- Records to process
==============================

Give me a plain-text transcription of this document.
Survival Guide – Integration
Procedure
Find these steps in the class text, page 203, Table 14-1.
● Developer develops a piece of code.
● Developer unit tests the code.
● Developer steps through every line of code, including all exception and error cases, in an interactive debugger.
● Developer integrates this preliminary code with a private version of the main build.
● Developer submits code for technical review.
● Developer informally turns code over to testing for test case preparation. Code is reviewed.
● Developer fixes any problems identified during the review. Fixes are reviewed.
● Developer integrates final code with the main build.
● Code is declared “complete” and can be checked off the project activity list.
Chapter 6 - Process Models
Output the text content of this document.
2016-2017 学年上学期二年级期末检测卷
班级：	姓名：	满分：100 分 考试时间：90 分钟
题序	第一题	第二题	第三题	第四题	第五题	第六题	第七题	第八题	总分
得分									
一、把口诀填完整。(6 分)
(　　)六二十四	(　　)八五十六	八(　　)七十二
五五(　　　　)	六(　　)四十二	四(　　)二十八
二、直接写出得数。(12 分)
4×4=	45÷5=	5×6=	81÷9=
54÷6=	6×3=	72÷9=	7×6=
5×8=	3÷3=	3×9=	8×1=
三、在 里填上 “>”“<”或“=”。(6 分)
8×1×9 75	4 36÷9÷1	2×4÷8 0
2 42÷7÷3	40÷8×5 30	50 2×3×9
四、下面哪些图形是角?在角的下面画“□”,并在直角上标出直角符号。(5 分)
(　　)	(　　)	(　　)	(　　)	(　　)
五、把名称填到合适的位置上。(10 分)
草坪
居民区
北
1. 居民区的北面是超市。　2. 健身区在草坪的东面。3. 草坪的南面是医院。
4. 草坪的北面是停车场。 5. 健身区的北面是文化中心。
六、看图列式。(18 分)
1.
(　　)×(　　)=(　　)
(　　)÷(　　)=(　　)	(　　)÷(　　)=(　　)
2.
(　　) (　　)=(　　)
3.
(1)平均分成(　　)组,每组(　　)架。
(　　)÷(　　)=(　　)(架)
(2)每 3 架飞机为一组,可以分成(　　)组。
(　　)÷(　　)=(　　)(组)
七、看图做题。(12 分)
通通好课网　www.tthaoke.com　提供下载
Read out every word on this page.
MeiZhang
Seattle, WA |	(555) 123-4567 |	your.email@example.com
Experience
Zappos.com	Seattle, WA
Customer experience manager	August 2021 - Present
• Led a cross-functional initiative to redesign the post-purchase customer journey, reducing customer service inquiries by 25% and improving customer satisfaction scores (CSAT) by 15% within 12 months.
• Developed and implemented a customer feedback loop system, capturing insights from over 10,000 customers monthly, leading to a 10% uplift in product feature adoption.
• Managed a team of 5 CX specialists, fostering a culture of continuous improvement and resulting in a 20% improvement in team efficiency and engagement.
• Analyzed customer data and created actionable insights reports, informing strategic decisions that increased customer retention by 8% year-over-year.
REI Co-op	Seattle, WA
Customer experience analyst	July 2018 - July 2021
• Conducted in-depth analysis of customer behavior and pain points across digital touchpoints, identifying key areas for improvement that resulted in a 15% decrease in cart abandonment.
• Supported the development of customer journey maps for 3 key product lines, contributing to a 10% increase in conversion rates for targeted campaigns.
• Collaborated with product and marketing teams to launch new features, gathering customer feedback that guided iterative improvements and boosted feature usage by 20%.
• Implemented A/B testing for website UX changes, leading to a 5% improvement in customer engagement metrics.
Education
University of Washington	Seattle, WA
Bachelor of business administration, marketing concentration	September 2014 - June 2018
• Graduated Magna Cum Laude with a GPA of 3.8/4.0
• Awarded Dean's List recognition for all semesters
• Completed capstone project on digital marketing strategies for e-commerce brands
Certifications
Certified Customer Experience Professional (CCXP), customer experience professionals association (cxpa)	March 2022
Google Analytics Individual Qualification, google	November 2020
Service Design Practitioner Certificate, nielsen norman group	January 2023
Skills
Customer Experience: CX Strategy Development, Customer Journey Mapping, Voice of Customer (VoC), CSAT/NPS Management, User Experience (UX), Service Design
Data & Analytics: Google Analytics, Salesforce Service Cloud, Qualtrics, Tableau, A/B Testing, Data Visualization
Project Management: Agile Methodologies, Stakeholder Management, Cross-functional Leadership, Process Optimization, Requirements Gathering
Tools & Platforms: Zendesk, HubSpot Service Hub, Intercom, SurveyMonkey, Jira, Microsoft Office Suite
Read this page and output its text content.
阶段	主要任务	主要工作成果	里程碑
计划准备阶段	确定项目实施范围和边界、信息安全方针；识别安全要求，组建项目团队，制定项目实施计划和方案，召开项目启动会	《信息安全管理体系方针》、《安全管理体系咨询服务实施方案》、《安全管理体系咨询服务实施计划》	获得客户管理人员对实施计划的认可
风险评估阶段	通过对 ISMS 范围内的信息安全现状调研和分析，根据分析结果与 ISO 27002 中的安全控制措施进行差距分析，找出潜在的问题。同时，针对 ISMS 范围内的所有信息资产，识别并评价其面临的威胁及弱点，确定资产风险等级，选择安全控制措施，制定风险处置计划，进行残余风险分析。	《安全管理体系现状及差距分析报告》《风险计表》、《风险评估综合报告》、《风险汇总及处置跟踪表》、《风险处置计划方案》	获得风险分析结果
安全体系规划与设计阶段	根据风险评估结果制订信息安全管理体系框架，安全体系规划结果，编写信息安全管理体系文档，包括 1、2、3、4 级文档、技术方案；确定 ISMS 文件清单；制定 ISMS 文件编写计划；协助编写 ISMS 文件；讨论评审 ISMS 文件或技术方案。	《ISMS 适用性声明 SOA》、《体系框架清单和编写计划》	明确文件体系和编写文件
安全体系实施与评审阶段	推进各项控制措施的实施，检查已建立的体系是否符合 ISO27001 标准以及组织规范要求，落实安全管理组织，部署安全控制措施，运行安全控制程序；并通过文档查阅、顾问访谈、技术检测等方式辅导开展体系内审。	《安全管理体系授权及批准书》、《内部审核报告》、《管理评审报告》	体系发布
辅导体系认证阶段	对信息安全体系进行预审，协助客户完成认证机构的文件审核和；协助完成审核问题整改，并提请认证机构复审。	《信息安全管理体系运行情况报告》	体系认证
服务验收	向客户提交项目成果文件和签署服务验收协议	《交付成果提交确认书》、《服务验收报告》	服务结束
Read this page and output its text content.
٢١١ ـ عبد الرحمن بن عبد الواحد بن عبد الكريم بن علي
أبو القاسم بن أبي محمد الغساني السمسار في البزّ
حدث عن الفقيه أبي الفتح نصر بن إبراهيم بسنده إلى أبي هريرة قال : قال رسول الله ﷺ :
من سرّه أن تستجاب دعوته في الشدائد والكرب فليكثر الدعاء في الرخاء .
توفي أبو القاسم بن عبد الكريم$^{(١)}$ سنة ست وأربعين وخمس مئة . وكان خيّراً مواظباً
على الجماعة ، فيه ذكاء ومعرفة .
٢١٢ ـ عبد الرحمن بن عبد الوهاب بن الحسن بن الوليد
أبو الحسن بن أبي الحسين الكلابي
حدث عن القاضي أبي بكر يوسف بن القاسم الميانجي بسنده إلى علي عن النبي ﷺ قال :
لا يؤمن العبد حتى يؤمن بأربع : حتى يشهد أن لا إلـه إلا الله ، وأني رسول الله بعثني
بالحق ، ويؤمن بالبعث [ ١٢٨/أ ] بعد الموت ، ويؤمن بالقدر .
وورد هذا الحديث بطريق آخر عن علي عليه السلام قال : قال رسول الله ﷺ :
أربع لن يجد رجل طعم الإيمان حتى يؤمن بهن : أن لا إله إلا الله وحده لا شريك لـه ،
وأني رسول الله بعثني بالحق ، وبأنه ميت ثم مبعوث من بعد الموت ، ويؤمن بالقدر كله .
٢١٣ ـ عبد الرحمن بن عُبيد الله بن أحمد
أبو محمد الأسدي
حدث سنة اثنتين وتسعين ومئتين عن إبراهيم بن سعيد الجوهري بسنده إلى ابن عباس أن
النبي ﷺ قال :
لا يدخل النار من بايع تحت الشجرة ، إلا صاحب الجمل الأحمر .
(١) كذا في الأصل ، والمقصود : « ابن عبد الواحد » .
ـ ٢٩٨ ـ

==============================

- Given exercise
Scan the data for the word "that" and copy every line where it shows up.

- Answer for the task
• Analyzed customer data and created actionable insights reports, informing strategic decisions that increased customer retention by 8% year-over-year.
• Conducted in-depth analysis of customer behavior and pain points across digital touchpoints, identifying key areas for improvement that resulted in a 15% decrease in cart abandonment.
• Collaborated with product and marketing teams to launch new features, gathering customer feedback that guided iterative improvements and boosted feature usage by 20%.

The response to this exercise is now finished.